## Goal
Check every line of the entries that follow, and copy the ones containing "they".

— Start of Extracted data —

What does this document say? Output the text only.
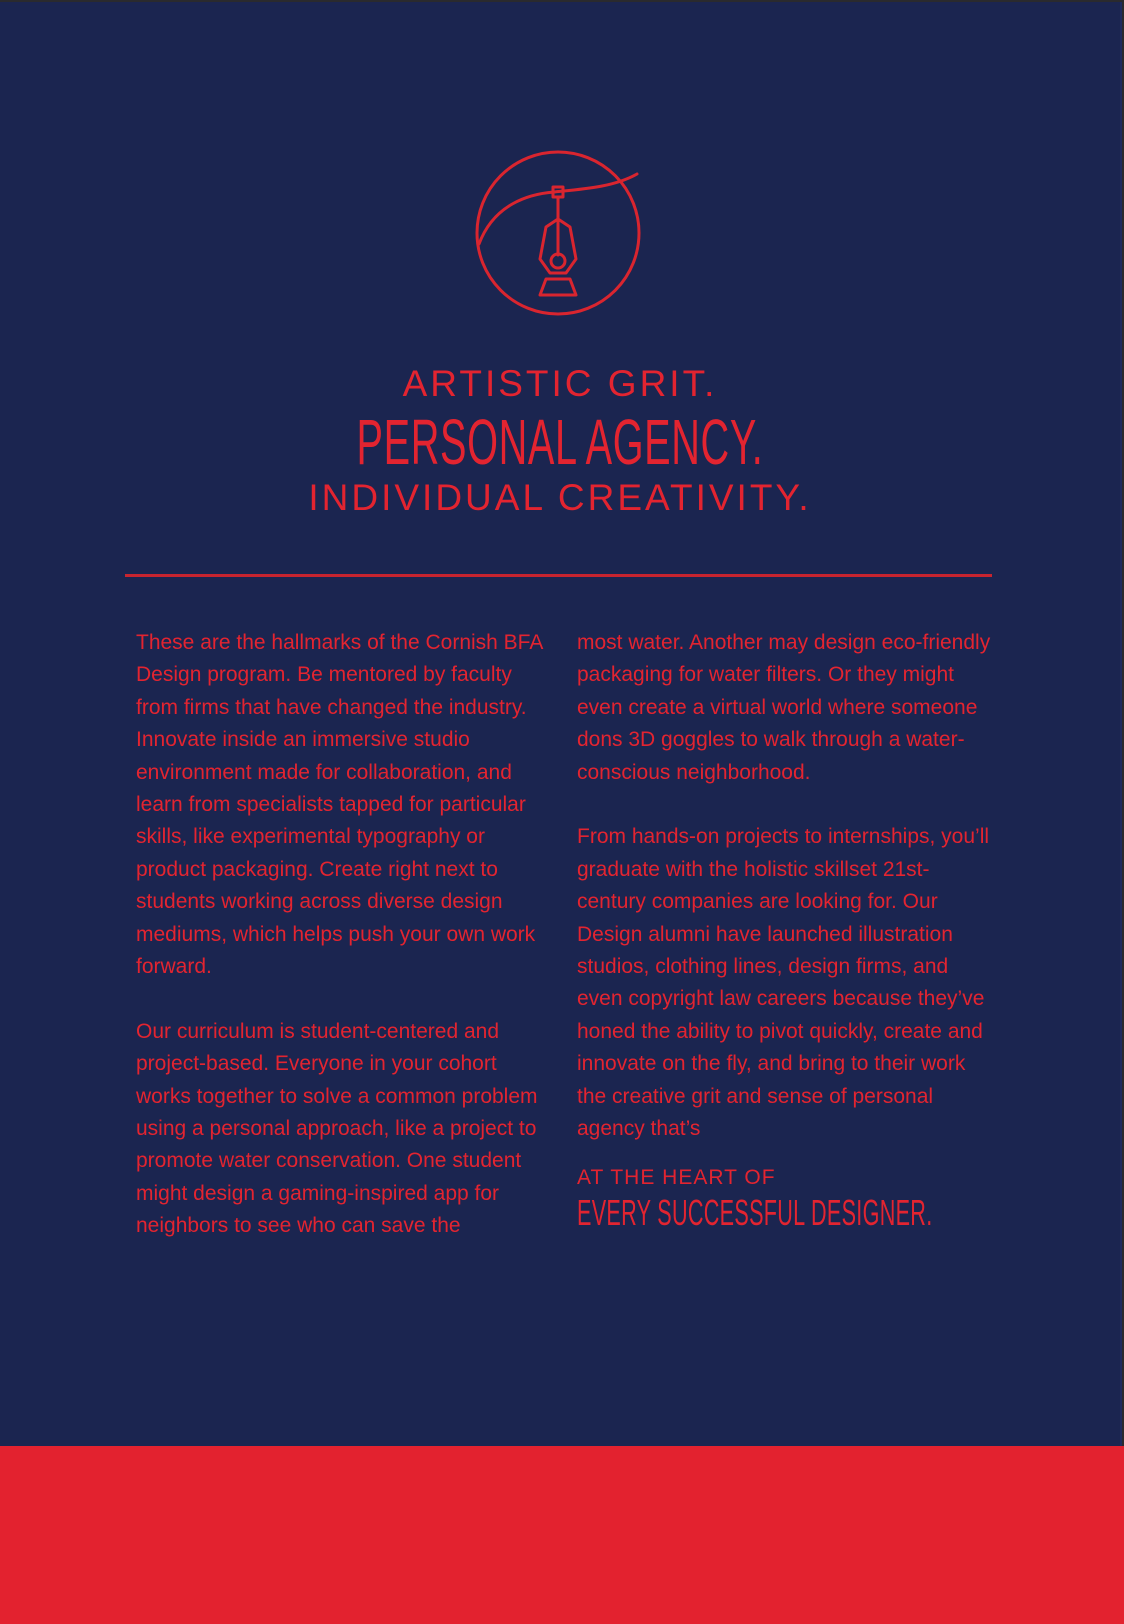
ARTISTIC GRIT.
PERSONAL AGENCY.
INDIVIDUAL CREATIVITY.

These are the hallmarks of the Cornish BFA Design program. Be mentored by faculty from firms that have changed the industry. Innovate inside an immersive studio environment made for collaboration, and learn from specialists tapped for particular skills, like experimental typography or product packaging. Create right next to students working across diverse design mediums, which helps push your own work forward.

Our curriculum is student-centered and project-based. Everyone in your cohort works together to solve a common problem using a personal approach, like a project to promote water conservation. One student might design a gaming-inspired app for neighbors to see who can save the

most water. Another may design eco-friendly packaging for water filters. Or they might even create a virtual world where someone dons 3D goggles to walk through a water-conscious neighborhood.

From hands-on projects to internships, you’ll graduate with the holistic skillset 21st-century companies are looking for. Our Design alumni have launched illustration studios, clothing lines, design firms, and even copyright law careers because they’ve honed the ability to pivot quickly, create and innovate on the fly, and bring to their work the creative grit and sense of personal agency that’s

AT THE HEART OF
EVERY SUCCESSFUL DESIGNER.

— End of Extracted data —

## Exercise solution
most water. Another may design eco-friendly packaging for water filters. Or they might even create a virtual world where someone dons 3D goggles to walk through a water-conscious neighborhood.
From hands-on projects to internships, you’ll graduate with the holistic skillset 21st-century companies are looking for. Our Design alumni have launched illustration studios, clothing lines, design firms, and even copyright law careers because they’ve honed the ability to pivot quickly, create and innovate on the fly, and bring to their work the creative grit and sense of personal agency that’s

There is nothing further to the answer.